- _What you will do_:
1) Answer these questions from the profile of Douglas A. McIntyre:
(a) Since what year has McIntyre held his jobs at 24/7 Wall St. and 24/7 Tempo?
(b) Which two broadcasters does the profile name as having had McIntyre as a guest?
(c) In what year was The Harvard Advocate founded?
2) Return the passage of the McIntyre profile between "A magna cum" and "the United States.", inclusive, copied word for word.
3) Write the next part of the profile of Douglas A. McIntyre, picking up after its final sentence.

- _Text segment_:

■ ■ ■ ■ ■ ■ ■

Douglas A. McIntyre is the co-founder, chief executive officer and editor in chief of 24/7 Wall St. and 24/7 Tempo. He has held these jobs since 2006.

McIntyre has written thousands of articles for 24/7 Wall St. He is an expert on corporate finance, the automotive industry, media companies and international finance. He has edited articles on national demographics, sports, personal income and travel.

His work has been quoted or mentioned in The New York Times, The Wall Street Journal, Los Angeles Times, The Washington Post, NBC News, Time, The New Yorker, HuffPost USA Today, Business Insider, Yahoo, AOL, MarketWatch, The Atlantic, Bloomberg, New York Post, Chicago Tribune, Forbes, The Guardian and many other major publications. McIntyre has been a guest on CNBC, the BBC and television and radio stations across the country.

A magna cum laude graduate of Harvard College, McIntyre also was president of The Harvard Advocate. Founded in 1866, the Advocate is the oldest college publication in the United States.

■ ■ ■ ■ ■ ■ ■

- _Data excerpts_:
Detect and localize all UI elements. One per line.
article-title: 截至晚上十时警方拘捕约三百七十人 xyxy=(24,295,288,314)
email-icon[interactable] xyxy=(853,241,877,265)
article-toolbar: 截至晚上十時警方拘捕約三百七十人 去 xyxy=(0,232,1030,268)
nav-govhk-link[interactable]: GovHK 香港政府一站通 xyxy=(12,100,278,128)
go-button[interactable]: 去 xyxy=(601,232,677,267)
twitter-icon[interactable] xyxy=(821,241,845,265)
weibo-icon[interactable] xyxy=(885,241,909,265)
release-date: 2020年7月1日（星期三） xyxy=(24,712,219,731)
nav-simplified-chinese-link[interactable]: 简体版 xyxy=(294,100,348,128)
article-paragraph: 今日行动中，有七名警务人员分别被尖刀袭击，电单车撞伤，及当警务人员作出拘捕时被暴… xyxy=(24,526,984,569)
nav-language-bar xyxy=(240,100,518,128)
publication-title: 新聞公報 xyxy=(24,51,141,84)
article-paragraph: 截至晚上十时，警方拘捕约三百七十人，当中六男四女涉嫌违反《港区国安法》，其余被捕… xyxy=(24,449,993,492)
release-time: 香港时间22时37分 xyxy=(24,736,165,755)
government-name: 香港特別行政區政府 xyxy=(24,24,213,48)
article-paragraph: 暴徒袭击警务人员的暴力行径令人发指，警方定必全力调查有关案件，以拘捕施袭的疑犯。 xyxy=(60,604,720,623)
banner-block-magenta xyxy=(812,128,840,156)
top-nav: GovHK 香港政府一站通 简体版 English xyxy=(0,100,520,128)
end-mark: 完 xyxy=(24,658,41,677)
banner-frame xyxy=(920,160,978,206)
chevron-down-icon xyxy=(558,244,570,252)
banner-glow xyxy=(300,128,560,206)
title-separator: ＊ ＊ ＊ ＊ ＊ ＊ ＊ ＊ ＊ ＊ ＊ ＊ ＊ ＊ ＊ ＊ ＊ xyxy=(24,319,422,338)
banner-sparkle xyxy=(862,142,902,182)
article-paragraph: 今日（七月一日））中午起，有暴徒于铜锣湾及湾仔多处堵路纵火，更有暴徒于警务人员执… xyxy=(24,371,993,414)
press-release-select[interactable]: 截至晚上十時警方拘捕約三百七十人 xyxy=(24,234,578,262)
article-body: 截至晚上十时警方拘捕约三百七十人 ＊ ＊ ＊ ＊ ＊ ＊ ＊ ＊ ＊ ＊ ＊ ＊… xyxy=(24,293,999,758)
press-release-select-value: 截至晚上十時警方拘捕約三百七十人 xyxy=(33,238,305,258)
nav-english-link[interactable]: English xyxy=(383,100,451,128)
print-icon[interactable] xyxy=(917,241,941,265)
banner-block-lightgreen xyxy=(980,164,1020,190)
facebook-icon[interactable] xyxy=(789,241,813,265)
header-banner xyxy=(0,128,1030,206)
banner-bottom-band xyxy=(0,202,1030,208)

■ ■ ■ ■ ■ ■ ■

- _Task-by-task results_:
1)
(a) 2006
(b) CNBC and the BBC
(c) 1866</t1>

2)
A magna cum laude graduate of Harvard College, McIntyre also was president of The Harvard Advocate. Founded in 1866, the Advocate is the oldest college publication in the United States.

3)
TheStreet.com, Comps.com and Edgar Online are some of the public companies for which McIntyre served on the board of directors. He was a Vicinity Corporation board member when the company was sold to Microsoft in 2002. He served on the audit committees of some of these companies.

McIntyre has been the CEO of FutureSource, a provider of trading terminals and news to commodities and futures traders. He was president of Switchboard, the online phone directory company. He served as chairman and CEO of On2 Technologies, the video compression company that provided video compression software for Adobe’s Flash. Google bought On2 in 2009.